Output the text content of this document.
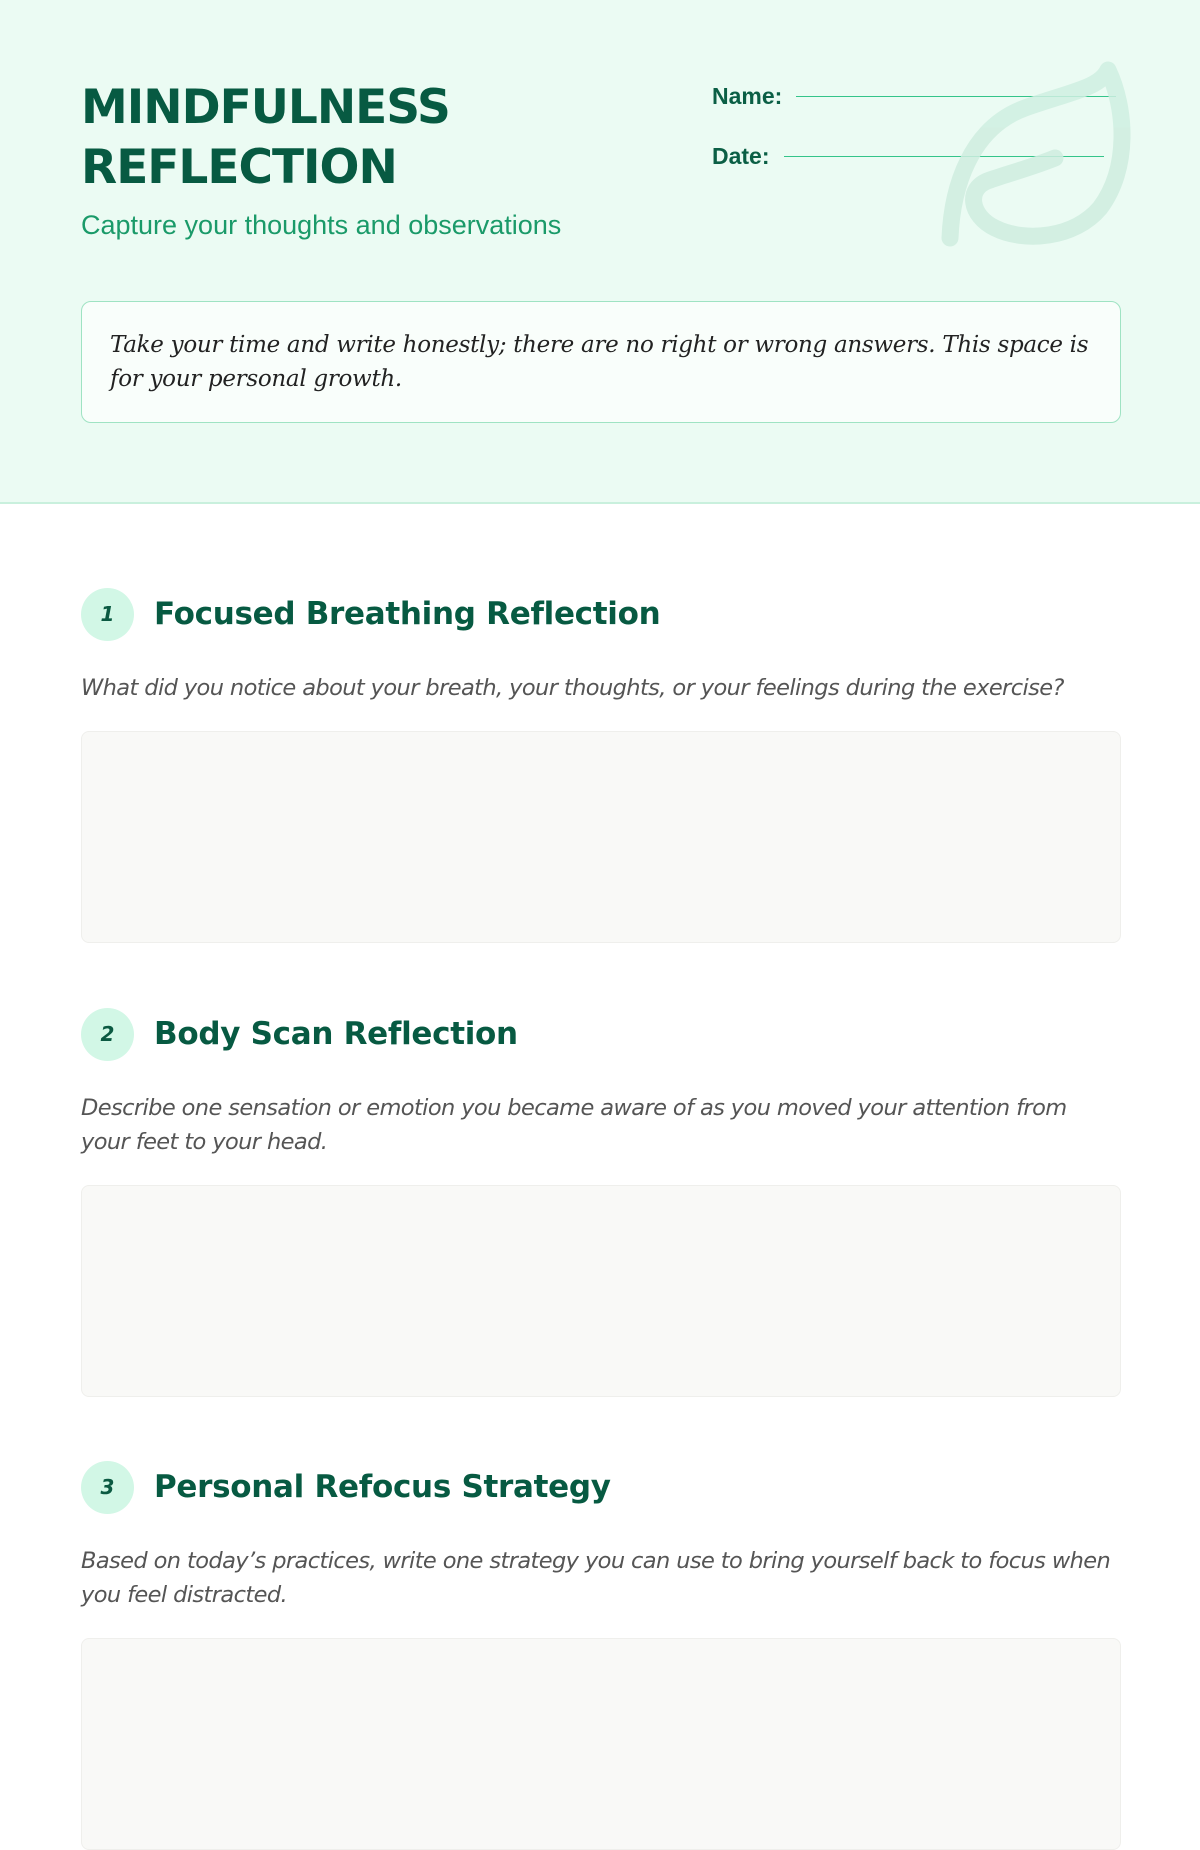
MINDFULNESS
REFLECTION
Capture your thoughts and observations
Name:
Date:
Take your time and write honestly; there are no right or wrong answers. This space is for your personal growth.
1	Focused Breathing Reflection
What did you notice about your breath, your thoughts, or your feelings during the exercise?
2	Body Scan Reflection
Describe one sensation or emotion you became aware of as you moved your attention from your feet to your head.
3	Personal Refocus Strategy
Based on today’s practices, write one strategy you can use to bring yourself back to focus when you feel distracted.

+ + +

Short exercise
Find every line above that contains the word "write", and return each one.

Output
Take your time and write honestly; there are no right or wrong answers. This space is for your personal growth.
Based on today’s practices, write one strategy you can use to bring yourself back to focus when you feel distracted.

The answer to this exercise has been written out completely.